GIVEN EXERCISE.
Format the part of the material that opens with the line containing "- stat-mittel-label: Mittel:: [18, 103, 66, 120]" and closes with the line containing "- scalebar-segment: [601, 988, 625, 996]" as a Markdown table with the columns n and Line, where n is the row number. Include both of those lines and leave out any blank lines.
───── EXTRACTED MATERIAL
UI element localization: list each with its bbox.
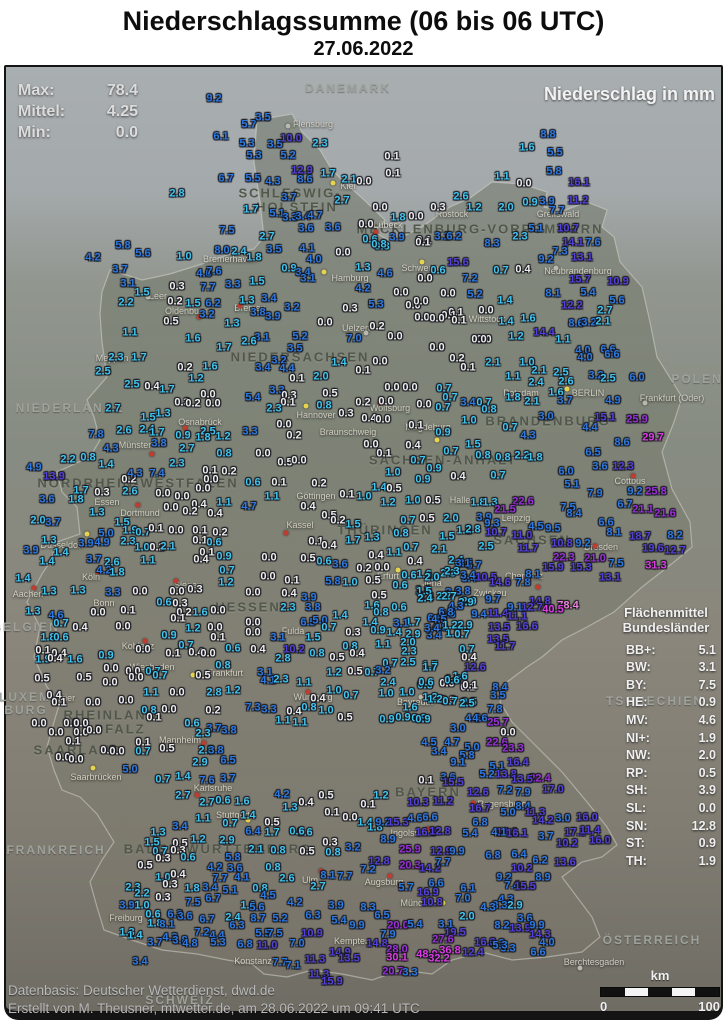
- stat-mittel-label: Mittel:: [18, 103, 66, 120]
- legend-row: MV: 4.6: [612, 711, 720, 729]
- legend-state-value: 1.9: [698, 730, 716, 745]
- legend-row: TH: 1.9: [612, 852, 720, 870]
- legend-row: HE: 0.9: [612, 694, 720, 712]
- scalebar-segment: [601, 988, 625, 996]
- legend-title-line1: Flächenmittel: [624, 605, 708, 620]
- unit-label: Niederschlag in mm: [543, 84, 715, 104]
- stat-min: Min: 0.0: [18, 124, 138, 142]
- legend-state-code: HE:: [626, 695, 648, 710]
- page-title: Niederschlagssumme (06 bis 06 UTC): [122, 6, 605, 36]
- legend-row: SN: 12.8: [612, 817, 720, 835]
- legend-state-value: 0.9: [698, 836, 716, 851]
- legend-row: SH: 3.9: [612, 782, 720, 800]
- legend-row: BW: 3.1: [612, 658, 720, 676]
- legend-state-code: SN:: [626, 818, 648, 833]
- legend-state-value: 5.1: [698, 642, 716, 657]
- scalebar-bar: [600, 987, 720, 997]
- stat-min-value: 0.0: [115, 124, 138, 141]
- scalebar-unit: km: [650, 968, 670, 983]
- scalebar: km 0 100: [600, 968, 720, 1014]
- legend-row: SL: 0.0: [612, 799, 720, 817]
- scalebar-start: 0: [600, 999, 608, 1014]
- legend-state-code: BW:: [626, 660, 651, 675]
- stat-max: Max: 78.4: [18, 82, 138, 100]
- legend-state-value: 4.6: [698, 713, 716, 728]
- legend-state-value: 12.8: [691, 818, 716, 833]
- legend-state-code: MV:: [626, 713, 649, 728]
- credits-line1: Datenbasis: Deutscher Wetterdienst, dwd.…: [8, 983, 275, 998]
- scalebar-segment: [695, 988, 719, 996]
- legend-state-code: NW:: [626, 748, 651, 763]
- scalebar-end: 100: [698, 999, 720, 1014]
- legend-state-code: SH:: [626, 783, 648, 798]
- flaechenmittel-legend: Flächenmittel Bundesländer BB+: 5.1 BW: 3.1…: [612, 605, 720, 870]
- legend-state-code: RP:: [626, 765, 648, 780]
- germany-outline-map: [26, 113, 693, 981]
- legend-row: BB+: 5.1: [612, 641, 720, 659]
- stats-box: Max: 78.4 Mittel: 4.25 Min: 0.0: [18, 82, 138, 145]
- germany-border: [26, 113, 693, 981]
- stat-max-value: 78.4: [106, 82, 138, 99]
- legend-title-line2: Bundesländer: [622, 619, 710, 635]
- legend-state-code: ST:: [626, 836, 645, 851]
- stat-mittel: Mittel: 4.25: [18, 103, 138, 121]
- stat-max-label: Max:: [18, 82, 55, 99]
- scalebar-segment: [624, 988, 649, 996]
- legend-state-value: 0.0: [698, 801, 716, 816]
- legend-state-code: BY:: [626, 677, 647, 692]
- page-date: 27.06.2022: [313, 38, 414, 60]
- scalebar-segment: [648, 988, 672, 996]
- legend-state-value: 2.0: [698, 748, 716, 763]
- stat-min-label: Min:: [18, 124, 51, 141]
- legend-state-value: 1.9: [698, 853, 716, 868]
- legend-state-value: 3.9: [698, 783, 716, 798]
- legend-state-value: 7.5: [698, 677, 716, 692]
- scalebar-segment: [671, 988, 696, 996]
- legend-state-code: TH:: [626, 853, 647, 868]
- legend-rows: BB+: 5.1 BW: 3.1 BY: 7.5 HE: 0.9 MV: 4.6 NI+: 1.9 NW…: [612, 641, 720, 870]
- stat-mittel-value: 4.25: [106, 103, 138, 120]
- legend-state-value: 0.5: [698, 765, 716, 780]
- legend-row: BY: 7.5: [612, 676, 720, 694]
- precipitation-map: [4, 65, 723, 1020]
- legend-row: RP: 0.5: [612, 764, 720, 782]
- credits: Datenbasis: Deutscher Wetterdienst, dwd.…: [8, 982, 420, 1017]
- legend-state-value: 0.9: [698, 695, 716, 710]
- legend-row: NW: 2.0: [612, 746, 720, 764]
- legend-state-code: NI+:: [626, 730, 650, 745]
- legend-state-code: BB+:: [626, 642, 656, 657]
- legend-state-code: SL:: [626, 801, 647, 816]
- legend-row: ST: 0.9: [612, 834, 720, 852]
- credits-line2: Erstellt von M. Theusner, mtwetter.de, a…: [8, 1000, 420, 1016]
- legend-state-value: 3.1: [698, 660, 716, 675]
- legend-row: NI+: 1.9: [612, 729, 720, 747]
──────────
RESPONSE TO THE EXERCISE.
| n | Line |
|---|---|
| 1 | - stat-mittel-label: Mittel:: [18, 103, 66, 120] |
| 2 | - legend-row: MV: 4.6: [612, 711, 720, 729] |
| 3 | - legend-state-value: 1.9: [698, 730, 716, 745] |
| 4 | - legend-row: TH: 1.9: [612, 852, 720, 870] |
| 5 | - legend-row: HE: 0.9: [612, 694, 720, 712] |
| 6 | - scalebar-segment: [601, 988, 625, 996] |